▶ _Written exercise_: Output the full material exactly as it appears here.

== == ==

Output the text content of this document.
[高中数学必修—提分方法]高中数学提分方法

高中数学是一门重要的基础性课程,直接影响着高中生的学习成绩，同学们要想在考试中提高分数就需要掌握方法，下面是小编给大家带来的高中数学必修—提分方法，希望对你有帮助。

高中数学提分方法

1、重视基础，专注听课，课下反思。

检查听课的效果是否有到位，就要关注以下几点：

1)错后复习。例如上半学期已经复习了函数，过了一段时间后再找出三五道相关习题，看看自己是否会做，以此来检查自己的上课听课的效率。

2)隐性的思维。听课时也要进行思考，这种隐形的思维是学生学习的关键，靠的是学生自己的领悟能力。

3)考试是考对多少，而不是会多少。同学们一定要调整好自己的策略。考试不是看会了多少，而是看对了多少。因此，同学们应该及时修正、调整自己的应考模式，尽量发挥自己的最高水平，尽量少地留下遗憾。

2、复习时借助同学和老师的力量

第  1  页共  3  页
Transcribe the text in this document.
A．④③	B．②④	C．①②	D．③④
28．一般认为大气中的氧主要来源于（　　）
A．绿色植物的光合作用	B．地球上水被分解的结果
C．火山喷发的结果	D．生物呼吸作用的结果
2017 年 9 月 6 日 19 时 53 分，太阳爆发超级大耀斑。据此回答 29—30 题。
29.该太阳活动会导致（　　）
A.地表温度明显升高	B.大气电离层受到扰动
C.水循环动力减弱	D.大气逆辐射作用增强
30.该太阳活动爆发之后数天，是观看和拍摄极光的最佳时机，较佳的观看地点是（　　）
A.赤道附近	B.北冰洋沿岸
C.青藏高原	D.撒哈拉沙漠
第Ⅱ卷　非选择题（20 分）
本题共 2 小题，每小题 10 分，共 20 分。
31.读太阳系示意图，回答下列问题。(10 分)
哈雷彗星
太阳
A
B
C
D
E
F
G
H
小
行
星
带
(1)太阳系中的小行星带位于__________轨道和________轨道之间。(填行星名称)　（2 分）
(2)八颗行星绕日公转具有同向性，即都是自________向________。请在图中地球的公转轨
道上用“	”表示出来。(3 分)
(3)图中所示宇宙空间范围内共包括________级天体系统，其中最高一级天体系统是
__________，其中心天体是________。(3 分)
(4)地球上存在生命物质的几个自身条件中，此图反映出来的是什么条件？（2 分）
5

== == ==

▶ _Solution to this problem_:
Output the text content of this document.
[高中数学必修—提分方法]高中数学提分方法

高中数学是一门重要的基础性课程,直接影响着高中生的学习成绩，同学们要想在考试中提高分数就需要掌握方法，下面是小编给大家带来的高中数学必修—提分方法，希望对你有帮助。

高中数学提分方法

1、重视基础，专注听课，课下反思。

检查听课的效果是否有到位，就要关注以下几点：

1)错后复习。例如上半学期已经复习了函数，过了一段时间后再找出三五道相关习题，看看自己是否会做，以此来检查自己的上课听课的效率。

2)隐性的思维。听课时也要进行思考，这种隐形的思维是学生学习的关键，靠的是学生自己的领悟能力。

3)考试是考对多少，而不是会多少。同学们一定要调整好自己的策略。考试不是看会了多少，而是看对了多少。因此，同学们应该及时修正、调整自己的应考模式，尽量发挥自己的最高水平，尽量少地留下遗憾。

2、复习时借助同学和老师的力量

第  1  页共  3  页
Transcribe the text in this document.
A．④③	B．②④	C．①②	D．③④
28．一般认为大气中的氧主要来源于（　　）
A．绿色植物的光合作用	B．地球上水被分解的结果
C．火山喷发的结果	D．生物呼吸作用的结果
2017 年 9 月 6 日 19 时 53 分，太阳爆发超级大耀斑。据此回答 29—30 题。
29.该太阳活动会导致（　　）
A.地表温度明显升高	B.大气电离层受到扰动
C.水循环动力减弱	D.大气逆辐射作用增强
30.该太阳活动爆发之后数天，是观看和拍摄极光的最佳时机，较佳的观看地点是（　　）
A.赤道附近	B.北冰洋沿岸
C.青藏高原	D.撒哈拉沙漠
第Ⅱ卷　非选择题（20 分）
本题共 2 小题，每小题 10 分，共 20 分。
31.读太阳系示意图，回答下列问题。(10 分)
哈雷彗星
太阳
A
B
C
D
E
F
G
H
小
行
星
带
(1)太阳系中的小行星带位于__________轨道和________轨道之间。(填行星名称)　（2 分）
(2)八颗行星绕日公转具有同向性，即都是自________向________。请在图中地球的公转轨
道上用“	”表示出来。(3 分)
(3)图中所示宇宙空间范围内共包括________级天体系统，其中最高一级天体系统是
__________，其中心天体是________。(3 分)
(4)地球上存在生命物质的几个自身条件中，此图反映出来的是什么条件？（2 分）
5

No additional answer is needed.